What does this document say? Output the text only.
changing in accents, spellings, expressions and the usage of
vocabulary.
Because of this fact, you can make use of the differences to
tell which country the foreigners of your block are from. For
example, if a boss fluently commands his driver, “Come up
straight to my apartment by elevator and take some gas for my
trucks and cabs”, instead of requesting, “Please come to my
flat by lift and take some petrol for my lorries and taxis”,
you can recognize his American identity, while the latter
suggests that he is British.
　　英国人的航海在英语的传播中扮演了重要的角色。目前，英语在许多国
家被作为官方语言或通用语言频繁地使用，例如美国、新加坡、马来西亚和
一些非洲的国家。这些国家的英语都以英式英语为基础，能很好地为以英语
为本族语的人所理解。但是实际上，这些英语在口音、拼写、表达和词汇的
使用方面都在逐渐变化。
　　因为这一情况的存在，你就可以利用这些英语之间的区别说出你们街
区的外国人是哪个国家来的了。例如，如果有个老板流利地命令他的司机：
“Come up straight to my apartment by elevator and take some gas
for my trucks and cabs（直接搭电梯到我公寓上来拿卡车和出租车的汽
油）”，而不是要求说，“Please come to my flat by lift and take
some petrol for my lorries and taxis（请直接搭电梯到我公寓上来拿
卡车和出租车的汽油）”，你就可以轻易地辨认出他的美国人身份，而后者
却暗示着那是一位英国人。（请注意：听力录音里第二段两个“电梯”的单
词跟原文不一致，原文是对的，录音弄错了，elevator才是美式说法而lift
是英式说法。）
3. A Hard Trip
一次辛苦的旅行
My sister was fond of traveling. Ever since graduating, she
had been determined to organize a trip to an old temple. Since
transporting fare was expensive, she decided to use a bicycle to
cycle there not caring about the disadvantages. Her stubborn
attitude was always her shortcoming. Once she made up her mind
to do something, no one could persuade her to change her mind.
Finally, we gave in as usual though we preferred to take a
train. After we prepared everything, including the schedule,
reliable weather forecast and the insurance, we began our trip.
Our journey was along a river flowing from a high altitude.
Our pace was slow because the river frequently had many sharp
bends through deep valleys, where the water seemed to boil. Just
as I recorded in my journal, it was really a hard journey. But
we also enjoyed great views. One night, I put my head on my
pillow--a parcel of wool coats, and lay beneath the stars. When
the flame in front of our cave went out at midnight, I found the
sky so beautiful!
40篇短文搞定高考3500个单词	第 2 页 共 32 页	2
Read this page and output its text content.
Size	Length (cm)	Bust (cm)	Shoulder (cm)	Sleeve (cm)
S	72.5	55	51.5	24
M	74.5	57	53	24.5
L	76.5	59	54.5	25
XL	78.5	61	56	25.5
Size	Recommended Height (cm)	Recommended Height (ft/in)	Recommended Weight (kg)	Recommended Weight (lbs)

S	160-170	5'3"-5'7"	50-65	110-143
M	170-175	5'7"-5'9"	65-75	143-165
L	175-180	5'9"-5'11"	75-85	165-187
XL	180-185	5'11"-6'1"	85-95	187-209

* * * * * * *

- _Requirements_: Copy every line of the material, please, keeping it exactly the same.

- _Task result_:
What does this document say? Output the text only.
changing in accents, spellings, expressions and the usage of
vocabulary.
Because of this fact, you can make use of the differences to
tell which country the foreigners of your block are from. For
example, if a boss fluently commands his driver, “Come up
straight to my apartment by elevator and take some gas for my
trucks and cabs”, instead of requesting, “Please come to my
flat by lift and take some petrol for my lorries and taxis”,
you can recognize his American identity, while the latter
suggests that he is British.
　　英国人的航海在英语的传播中扮演了重要的角色。目前，英语在许多国
家被作为官方语言或通用语言频繁地使用，例如美国、新加坡、马来西亚和
一些非洲的国家。这些国家的英语都以英式英语为基础，能很好地为以英语
为本族语的人所理解。但是实际上，这些英语在口音、拼写、表达和词汇的
使用方面都在逐渐变化。
　　因为这一情况的存在，你就可以利用这些英语之间的区别说出你们街
区的外国人是哪个国家来的了。例如，如果有个老板流利地命令他的司机：
“Come up straight to my apartment by elevator and take some gas
for my trucks and cabs（直接搭电梯到我公寓上来拿卡车和出租车的汽
油）”，而不是要求说，“Please come to my flat by lift and take
some petrol for my lorries and taxis（请直接搭电梯到我公寓上来拿
卡车和出租车的汽油）”，你就可以轻易地辨认出他的美国人身份，而后者
却暗示着那是一位英国人。（请注意：听力录音里第二段两个“电梯”的单
词跟原文不一致，原文是对的，录音弄错了，elevator才是美式说法而lift
是英式说法。）
3. A Hard Trip
一次辛苦的旅行
My sister was fond of traveling. Ever since graduating, she
had been determined to organize a trip to an old temple. Since
transporting fare was expensive, she decided to use a bicycle to
cycle there not caring about the disadvantages. Her stubborn
attitude was always her shortcoming. Once she made up her mind
to do something, no one could persuade her to change her mind.
Finally, we gave in as usual though we preferred to take a
train. After we prepared everything, including the schedule,
reliable weather forecast and the insurance, we began our trip.
Our journey was along a river flowing from a high altitude.
Our pace was slow because the river frequently had many sharp
bends through deep valleys, where the water seemed to boil. Just
as I recorded in my journal, it was really a hard journey. But
we also enjoyed great views. One night, I put my head on my
pillow--a parcel of wool coats, and lay beneath the stars. When
the flame in front of our cave went out at midnight, I found the
sky so beautiful!
40篇短文搞定高考3500个单词	第 2 页 共 32 页	2
Read this page and output its text content.
Size	Length (cm)	Bust (cm)	Shoulder (cm)	Sleeve (cm)
S	72.5	55	51.5	24
M	74.5	57	53	24.5
L	76.5	59	54.5	25
XL	78.5	61	56	25.5
Size	Recommended Height (cm)	Recommended Height (ft/in)	Recommended Weight (kg)	Recommended Weight (lbs)

S	160-170	5'3"-5'7"	50-65	110-143
M	170-175	5'7"-5'9"	65-75	143-165
L	175-180	5'9"-5'11"	75-85	165-187
XL	180-185	5'11"-6'1"	85-95	187-209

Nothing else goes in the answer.